● Raw records
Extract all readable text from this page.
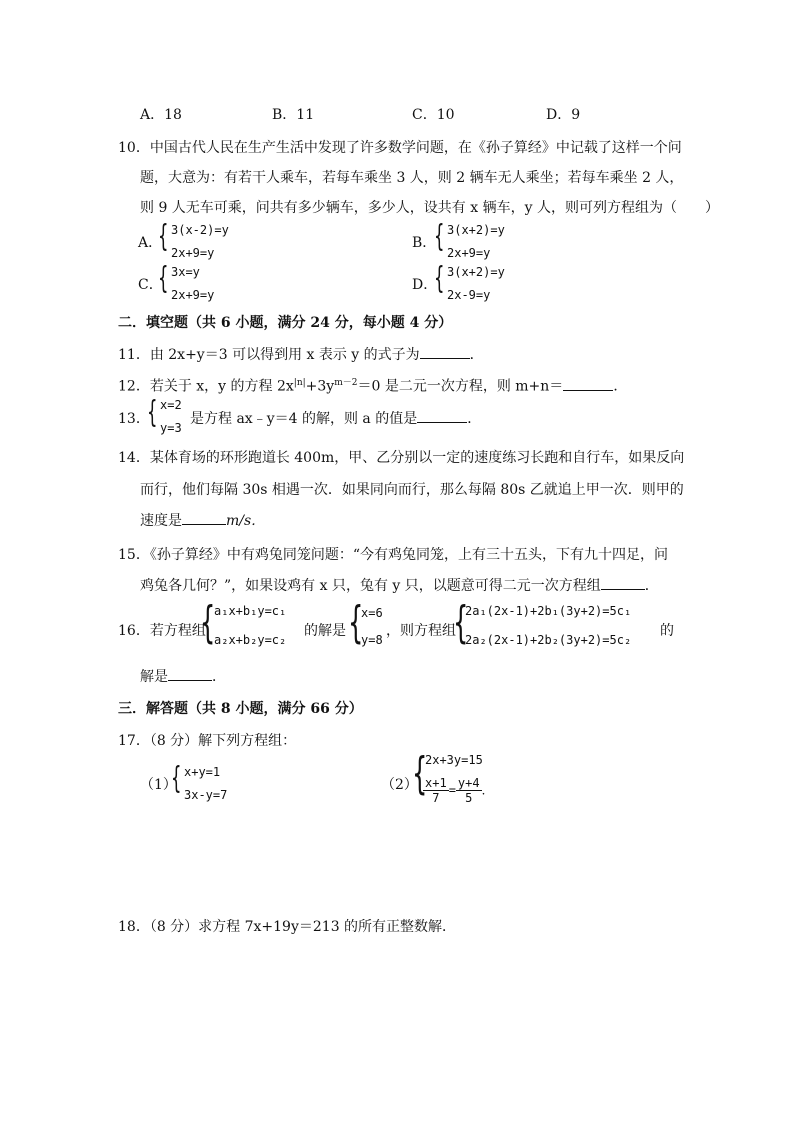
A．18	B．11	C．10	D．9
10．中国古代人民在生产生活中发现了许多数学问题，在《孙子算经》中记载了这样一个问
题，大意为：有若干人乘车，若每车乘坐 3 人，则 2 辆车无人乘坐；若每车乘坐 2 人，
则 9 人无车可乘，问共有多少辆车，多少人，设共有 x 辆车，y 人，则可列方程组为（　　）
A．
{ 3(x-2)=y
2x+9=y
B．
{ 3(x+2)=y
2x+9=y
C．
{ 3x=y
2x+9=y
D．
{ 3(x+2)=y
2x-9=y
二．填空题（共 6 小题，满分 24 分，每小题 4 分）
11．由 2x+y＝3 可以得到用 x 表示 y 的式子为	．
12．若关于 x，y 的方程 $2x^{|n|}+3y^{m-2}=0$ 是二元一次方程，则 m+n＝	．
13．
{ x=2
y=3
是方程 ax﹣y＝4 的解，则 a 的值是	．
14．某体育场的环形跑道长 400m，甲、乙分别以一定的速度练习长跑和自行车，如果反向
而行，他们每隔 30s 相遇一次．如果同向而行，那么每隔 80s 乙就追上甲一次．则甲的
速度是	m/s．
15．《孙子算经》中有鸡兔同笼问题：“今有鸡兔同笼，上有三十五头，下有九十四足，问
鸡兔各几何？”，如果设鸡有 x 只，兔有 y 只，以题意可得二元一次方程组	．
16．若方程组
{
a₁x+b₁y=c₁
a₂x+b₂y=c₂
的解是 {
x=6
y=8
，则方程组
{
2a₁(2x-1)+2b₁(3y+2)=5c₁
2a₂(2x-1)+2b₂(3y+2)=5c₂
的
解是	．
三．解答题（共 8 小题，满分 66 分）
17．（8 分）解下列方程组：
（1）
{ x+y=1
3x-y=7
（2）
{
2x+3y=15
$\frac{x+1}{7} = \frac{y+4}{5}$ ．
18．（8 分）求方程 7x+19y＝213 的所有正整数解．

● What you need to do
Of the lines in this data, how many contain "孙子算经"? Reply with only the number.

● Answer below
2